- [EXERCISE DESCRIPTION] Below are some entries; can you quote all of them exactly?

Figure record extracts:
-- begin --
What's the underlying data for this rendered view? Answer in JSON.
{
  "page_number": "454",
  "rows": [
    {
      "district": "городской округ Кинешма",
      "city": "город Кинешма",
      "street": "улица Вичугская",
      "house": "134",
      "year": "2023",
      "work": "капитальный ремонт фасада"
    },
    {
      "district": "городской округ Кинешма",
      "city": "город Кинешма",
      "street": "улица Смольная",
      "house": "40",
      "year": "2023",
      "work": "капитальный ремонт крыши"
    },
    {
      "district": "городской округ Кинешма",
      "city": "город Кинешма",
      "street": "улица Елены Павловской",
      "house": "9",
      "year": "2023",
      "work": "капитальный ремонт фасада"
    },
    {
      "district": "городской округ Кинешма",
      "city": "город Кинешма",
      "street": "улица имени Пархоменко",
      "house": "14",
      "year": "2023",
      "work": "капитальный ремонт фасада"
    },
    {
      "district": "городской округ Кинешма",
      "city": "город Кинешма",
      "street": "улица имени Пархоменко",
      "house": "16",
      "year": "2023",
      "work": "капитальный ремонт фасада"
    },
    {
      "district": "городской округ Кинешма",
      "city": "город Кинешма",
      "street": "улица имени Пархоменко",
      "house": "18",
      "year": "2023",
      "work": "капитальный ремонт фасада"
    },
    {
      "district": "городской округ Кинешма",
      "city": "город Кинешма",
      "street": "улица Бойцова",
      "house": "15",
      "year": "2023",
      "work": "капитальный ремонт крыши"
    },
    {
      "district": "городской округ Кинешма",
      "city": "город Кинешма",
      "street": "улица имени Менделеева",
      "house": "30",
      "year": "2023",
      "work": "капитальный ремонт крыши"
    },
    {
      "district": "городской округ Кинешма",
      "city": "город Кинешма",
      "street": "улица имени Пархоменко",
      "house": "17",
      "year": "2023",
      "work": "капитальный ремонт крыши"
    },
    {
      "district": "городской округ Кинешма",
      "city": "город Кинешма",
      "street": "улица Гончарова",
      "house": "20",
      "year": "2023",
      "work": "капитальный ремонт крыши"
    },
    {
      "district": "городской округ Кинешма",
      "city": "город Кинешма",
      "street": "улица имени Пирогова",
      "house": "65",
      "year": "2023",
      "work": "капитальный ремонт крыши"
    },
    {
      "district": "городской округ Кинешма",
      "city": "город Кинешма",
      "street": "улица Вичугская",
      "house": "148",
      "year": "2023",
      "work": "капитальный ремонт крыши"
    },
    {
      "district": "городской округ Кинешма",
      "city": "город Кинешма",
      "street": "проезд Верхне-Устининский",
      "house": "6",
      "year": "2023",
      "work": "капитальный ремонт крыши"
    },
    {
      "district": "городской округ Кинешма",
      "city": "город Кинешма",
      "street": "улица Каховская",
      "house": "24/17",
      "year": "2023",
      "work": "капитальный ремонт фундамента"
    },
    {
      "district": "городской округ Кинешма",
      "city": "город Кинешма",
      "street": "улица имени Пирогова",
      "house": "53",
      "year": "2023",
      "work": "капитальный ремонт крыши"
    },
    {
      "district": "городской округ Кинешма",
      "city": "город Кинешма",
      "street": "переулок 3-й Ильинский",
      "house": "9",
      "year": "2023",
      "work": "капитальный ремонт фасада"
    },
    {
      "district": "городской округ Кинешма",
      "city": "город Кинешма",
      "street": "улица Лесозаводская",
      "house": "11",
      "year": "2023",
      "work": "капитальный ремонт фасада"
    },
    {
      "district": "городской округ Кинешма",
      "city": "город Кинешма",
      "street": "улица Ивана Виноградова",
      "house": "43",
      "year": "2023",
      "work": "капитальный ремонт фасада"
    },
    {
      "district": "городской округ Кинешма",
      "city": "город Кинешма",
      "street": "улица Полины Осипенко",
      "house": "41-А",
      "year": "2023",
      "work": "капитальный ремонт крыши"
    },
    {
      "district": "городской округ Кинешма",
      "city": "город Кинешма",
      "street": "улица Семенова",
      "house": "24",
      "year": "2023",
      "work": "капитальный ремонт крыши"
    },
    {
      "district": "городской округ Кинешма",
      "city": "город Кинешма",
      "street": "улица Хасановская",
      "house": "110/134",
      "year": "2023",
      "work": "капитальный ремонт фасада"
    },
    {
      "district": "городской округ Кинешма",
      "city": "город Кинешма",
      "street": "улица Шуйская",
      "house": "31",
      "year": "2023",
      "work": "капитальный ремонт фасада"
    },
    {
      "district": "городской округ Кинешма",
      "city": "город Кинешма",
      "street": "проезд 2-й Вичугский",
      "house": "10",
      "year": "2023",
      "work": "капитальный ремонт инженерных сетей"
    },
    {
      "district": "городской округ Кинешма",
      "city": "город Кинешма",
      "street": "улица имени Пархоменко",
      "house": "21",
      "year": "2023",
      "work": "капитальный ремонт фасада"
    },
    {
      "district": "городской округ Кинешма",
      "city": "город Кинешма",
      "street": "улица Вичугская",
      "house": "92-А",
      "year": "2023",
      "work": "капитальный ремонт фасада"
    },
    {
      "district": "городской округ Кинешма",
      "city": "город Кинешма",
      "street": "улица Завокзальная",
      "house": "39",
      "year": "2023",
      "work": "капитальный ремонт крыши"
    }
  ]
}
-- end --
- [WORKED ANSWER]
What's the underlying data for this rendered view? Answer in JSON.
{
  "page_number": "454",
  "rows": [
    {
      "district": "городской округ Кинешма",
      "city": "город Кинешма",
      "street": "улица Вичугская",
      "house": "134",
      "year": "2023",
      "work": "капитальный ремонт фасада"
    },
    {
      "district": "городской округ Кинешма",
      "city": "город Кинешма",
      "street": "улица Смольная",
      "house": "40",
      "year": "2023",
      "work": "капитальный ремонт крыши"
    },
    {
      "district": "городской округ Кинешма",
      "city": "город Кинешма",
      "street": "улица Елены Павловской",
      "house": "9",
      "year": "2023",
      "work": "капитальный ремонт фасада"
    },
    {
      "district": "городской округ Кинешма",
      "city": "город Кинешма",
      "street": "улица имени Пархоменко",
      "house": "14",
      "year": "2023",
      "work": "капитальный ремонт фасада"
    },
    {
      "district": "городской округ Кинешма",
      "city": "город Кинешма",
      "street": "улица имени Пархоменко",
      "house": "16",
      "year": "2023",
      "work": "капитальный ремонт фасада"
    },
    {
      "district": "городской округ Кинешма",
      "city": "город Кинешма",
      "street": "улица имени Пархоменко",
      "house": "18",
      "year": "2023",
      "work": "капитальный ремонт фасада"
    },
    {
      "district": "городской округ Кинешма",
      "city": "город Кинешма",
      "street": "улица Бойцова",
      "house": "15",
      "year": "2023",
      "work": "капитальный ремонт крыши"
    },
    {
      "district": "городской округ Кинешма",
      "city": "город Кинешма",
      "street": "улица имени Менделеева",
      "house": "30",
      "year": "2023",
      "work": "капитальный ремонт крыши"
    },
    {
      "district": "городской округ Кинешма",
      "city": "город Кинешма",
      "street": "улица имени Пархоменко",
      "house": "17",
      "year": "2023",
      "work": "капитальный ремонт крыши"
    },
    {
      "district": "городской округ Кинешма",
      "city": "город Кинешма",
      "street": "улица Гончарова",
      "house": "20",
      "year": "2023",
      "work": "капитальный ремонт крыши"
    },
    {
      "district": "городской округ Кинешма",
      "city": "город Кинешма",
      "street": "улица имени Пирогова",
      "house": "65",
      "year": "2023",
      "work": "капитальный ремонт крыши"
    },
    {
      "district": "городской округ Кинешма",
      "city": "город Кинешма",
      "street": "улица Вичугская",
      "house": "148",
      "year": "2023",
      "work": "капитальный ремонт крыши"
    },
    {
      "district": "городской округ Кинешма",
      "city": "город Кинешма",
      "street": "проезд Верхне-Устининский",
      "house": "6",
      "year": "2023",
      "work": "капитальный ремонт крыши"
    },
    {
      "district": "городской округ Кинешма",
      "city": "город Кинешма",
      "street": "улица Каховская",
      "house": "24/17",
      "year": "2023",
      "work": "капитальный ремонт фундамента"
    },
    {
      "district": "городской округ Кинешма",
      "city": "город Кинешма",
      "street": "улица имени Пирогова",
      "house": "53",
      "year": "2023",
      "work": "капитальный ремонт крыши"
    },
    {
      "district": "городской округ Кинешма",
      "city": "город Кинешма",
      "street": "переулок 3-й Ильинский",
      "house": "9",
      "year": "2023",
      "work": "капитальный ремонт фасада"
    },
    {
      "district": "городской округ Кинешма",
      "city": "город Кинешма",
      "street": "улица Лесозаводская",
      "house": "11",
      "year": "2023",
      "work": "капитальный ремонт фасада"
    },
    {
      "district": "городской округ Кинешма",
      "city": "город Кинешма",
      "street": "улица Ивана Виноградова",
      "house": "43",
      "year": "2023",
      "work": "капитальный ремонт фасада"
    },
    {
      "district": "городской округ Кинешма",
      "city": "город Кинешма",
      "street": "улица Полины Осипенко",
      "house": "41-А",
      "year": "2023",
      "work": "капитальный ремонт крыши"
    },
    {
      "district": "городской округ Кинешма",
      "city": "город Кинешма",
      "street": "улица Семенова",
      "house": "24",
      "year": "2023",
      "work": "капитальный ремонт крыши"
    },
    {
      "district": "городской округ Кинешма",
      "city": "город Кинешма",
      "street": "улица Хасановская",
      "house": "110/134",
      "year": "2023",
      "work": "капитальный ремонт фасада"
    },
    {
      "district": "городской округ Кинешма",
      "city": "город Кинешма",
      "street": "улица Шуйская",
      "house": "31",
      "year": "2023",
      "work": "капитальный ремонт фасада"
    },
    {
      "district": "городской округ Кинешма",
      "city": "город Кинешма",
      "street": "проезд 2-й Вичугский",
      "house": "10",
      "year": "2023",
      "work": "капитальный ремонт инженерных сетей"
    },
    {
      "district": "городской округ Кинешма",
      "city": "город Кинешма",
      "street": "улица имени Пархоменко",
      "house": "21",
      "year": "2023",
      "work": "капитальный ремонт фасада"
    },
    {
      "district": "городской округ Кинешма",
      "city": "город Кинешма",
      "street": "улица Вичугская",
      "house": "92-А",
      "year": "2023",
      "work": "капитальный ремонт фасада"
    },
    {
      "district": "городской округ Кинешма",
      "city": "город Кинешма",
      "street": "улица Завокзальная",
      "house": "39",
      "year": "2023",
      "work": "капитальный ремонт крыши"
    }
  ]
}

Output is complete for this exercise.